===== TEXT EXCERPT
Studio album by Prolapse (band)
- Released: October 1997
- Genre: post punk; indie rock;
- Length: 69:07
- Label: Radar Records
- Producer: Donald Ross Skinner

Prolapse (band) chronology
| backsaturday (1995) | The Italian Flag (1997) | Ghost of Dead Aeroplanes (1999) |

Singles from The Italian Flag
- "Killing The Bland" Released: 1997; "Autocade" Released: 1997; "Deanshanger" Released: 1998;

= The Italian Flag =

The Italian Flag, is the third album by the band Prolapse, released in October 1997 on Radar Records in the UK. The album was produced by Donald Ross Skinner, who then joined the band, playing on the subsequent tours to support the album's release.

The album was originally released on double 12” vinyl and CD by Radar Records in the UK & Europe, and on CD by Jetset Records in the US.
==========
__WHAT IS ASKED__.
(A) Reproduce the text on The Italian Flag album between "Singles from The" and "Records in the US.", inclusive, switching "third" to "3rd".
(B) Carry the text about The Italian Flag album on past its final sentence.
===== RECORDED DATA
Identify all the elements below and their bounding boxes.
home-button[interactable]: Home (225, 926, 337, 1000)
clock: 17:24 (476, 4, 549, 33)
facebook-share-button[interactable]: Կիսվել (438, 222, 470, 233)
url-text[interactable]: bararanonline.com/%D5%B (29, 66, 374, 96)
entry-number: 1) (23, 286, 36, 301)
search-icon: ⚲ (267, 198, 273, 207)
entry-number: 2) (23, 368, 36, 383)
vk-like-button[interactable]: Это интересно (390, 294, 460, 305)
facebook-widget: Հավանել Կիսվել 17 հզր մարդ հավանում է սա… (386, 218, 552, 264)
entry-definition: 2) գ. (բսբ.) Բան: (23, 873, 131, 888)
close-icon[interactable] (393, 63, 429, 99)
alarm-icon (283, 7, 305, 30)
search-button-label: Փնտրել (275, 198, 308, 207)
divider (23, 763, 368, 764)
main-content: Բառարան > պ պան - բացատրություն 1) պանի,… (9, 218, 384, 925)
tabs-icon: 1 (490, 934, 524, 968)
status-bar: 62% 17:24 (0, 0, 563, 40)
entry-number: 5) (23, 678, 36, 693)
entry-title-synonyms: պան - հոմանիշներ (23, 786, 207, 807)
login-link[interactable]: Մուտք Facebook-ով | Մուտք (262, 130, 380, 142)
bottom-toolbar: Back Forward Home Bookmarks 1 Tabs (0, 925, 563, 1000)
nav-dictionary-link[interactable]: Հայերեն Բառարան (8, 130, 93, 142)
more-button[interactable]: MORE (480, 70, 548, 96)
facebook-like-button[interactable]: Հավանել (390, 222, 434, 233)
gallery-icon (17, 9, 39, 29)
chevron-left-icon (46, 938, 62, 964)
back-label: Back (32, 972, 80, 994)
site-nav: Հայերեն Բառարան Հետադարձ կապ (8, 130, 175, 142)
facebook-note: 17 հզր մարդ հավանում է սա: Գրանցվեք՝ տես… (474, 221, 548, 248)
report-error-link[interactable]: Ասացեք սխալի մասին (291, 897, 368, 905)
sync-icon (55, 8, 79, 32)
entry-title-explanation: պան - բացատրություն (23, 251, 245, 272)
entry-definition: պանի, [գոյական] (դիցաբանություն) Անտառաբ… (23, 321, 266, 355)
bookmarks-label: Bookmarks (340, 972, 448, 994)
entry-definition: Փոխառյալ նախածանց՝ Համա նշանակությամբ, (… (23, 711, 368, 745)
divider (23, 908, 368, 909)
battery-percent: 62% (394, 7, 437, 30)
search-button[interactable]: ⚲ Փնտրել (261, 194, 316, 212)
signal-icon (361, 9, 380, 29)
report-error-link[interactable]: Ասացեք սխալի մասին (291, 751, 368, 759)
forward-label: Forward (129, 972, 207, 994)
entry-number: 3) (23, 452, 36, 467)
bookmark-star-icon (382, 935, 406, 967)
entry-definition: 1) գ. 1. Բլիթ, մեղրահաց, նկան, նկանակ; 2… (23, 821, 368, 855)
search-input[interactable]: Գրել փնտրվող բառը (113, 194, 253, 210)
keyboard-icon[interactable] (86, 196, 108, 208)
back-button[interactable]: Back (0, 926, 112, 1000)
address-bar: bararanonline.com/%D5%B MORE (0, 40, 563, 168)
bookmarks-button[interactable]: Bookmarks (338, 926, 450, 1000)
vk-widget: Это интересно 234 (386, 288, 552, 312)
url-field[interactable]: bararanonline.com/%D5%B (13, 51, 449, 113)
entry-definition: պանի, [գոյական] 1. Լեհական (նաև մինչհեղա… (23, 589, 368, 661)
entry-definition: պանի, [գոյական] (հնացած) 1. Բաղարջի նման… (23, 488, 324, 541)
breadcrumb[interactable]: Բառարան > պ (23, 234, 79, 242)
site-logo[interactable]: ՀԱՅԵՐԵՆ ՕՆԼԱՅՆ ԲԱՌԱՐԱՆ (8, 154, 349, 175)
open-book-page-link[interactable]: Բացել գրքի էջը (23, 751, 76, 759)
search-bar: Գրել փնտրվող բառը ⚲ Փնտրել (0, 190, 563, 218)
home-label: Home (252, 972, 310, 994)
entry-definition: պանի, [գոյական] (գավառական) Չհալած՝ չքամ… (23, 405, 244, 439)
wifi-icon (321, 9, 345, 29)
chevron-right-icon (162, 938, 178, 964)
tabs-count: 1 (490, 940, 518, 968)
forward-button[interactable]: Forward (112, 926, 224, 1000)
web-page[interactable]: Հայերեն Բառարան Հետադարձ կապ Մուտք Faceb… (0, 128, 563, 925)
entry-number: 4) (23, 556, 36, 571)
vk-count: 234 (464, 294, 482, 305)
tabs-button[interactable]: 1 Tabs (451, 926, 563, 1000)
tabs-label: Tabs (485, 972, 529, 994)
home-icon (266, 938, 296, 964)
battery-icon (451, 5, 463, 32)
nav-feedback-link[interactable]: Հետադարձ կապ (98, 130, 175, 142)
==========
__RESPONSES BY TASK__.
(A)
Singles from The Italian Flag
- "Killing The Bland" Released: 1997; "Autocade" Released: 1997; "Deanshanger" Released: 1998;

= The Italian Flag =

The Italian Flag, is the 3rd album by the band Prolapse, released in October 1997 on Radar Records in the UK. The album was produced by Donald Ross Skinner, who then joined the band, playing on the subsequent tours to support the album's release.

The album was originally released on double 12” vinyl and CD by Radar Records in the UK & Europe, and on CD by Jetset Records in the US.

(B)
Professional ratings
Review scores
| Source | Rating |
| AllMusic | Star |
| NME | 8/10 |

==Track listing==
All songs written by Prolapse

Side 1
| No. | Title | Length |
|---|---|---|
| 1. | "Slash/Oblique" | 4:55 |
| 2. | "Deanshanger" | 4:18 |
| 3. | "Cacophony No.A" | 5:06 |
| 4. | "Killing The Bland" | 2:27 |
| Total length: |  | 16:46 |

Side 2
| No. | Title | Length |
|---|---|---|
| 1. | "I Hate The Clicking Man" | 5:15 |
| 2. | "Autocade" | 4:40 |
| 3. | "Tunguska" | 4:01 |
| 4. | "Flat Velocity Curve" | 7:16 |
| Total length: |  | 21:12 |

Side 3
| No. | Title | Length |
|---|---|---|
| 1. | "Return Of Shoes" | 5:42 |
| 2. | "A Day At Death Seaside" | 3:31 |
| 3. | "Bruxelles" | 5:56 |
| 4. | "Visa For Violet And Van" | 5:55 |
| Total length: |  | 21.04 |

Side 4
| No. | Title | Length |
|---|---|---|
| 1. | "Three Wooden Heads" | 10:05 |
| Total length: |  | 10:05 |

==Personnel==
===Band===
- Mick Derrick - vocals, stylophone
- Mick Harrison - bass, guitar
- David Jeffreys - guitar, vocals
- Pat Marsden - guitar, keyboards
- Tim Pattinson - drums
- Linda Steelyard - vocals, keyboard, recorder

===Production===
- Produced by Donald Ross Skinner
- Recorded & Mixed by Martin Wilding (except Killing The Bland and Visa For Violet And Van)
- Recorded by Paul Kendall (Killing The Bland and Visa For Violet And Van recording only)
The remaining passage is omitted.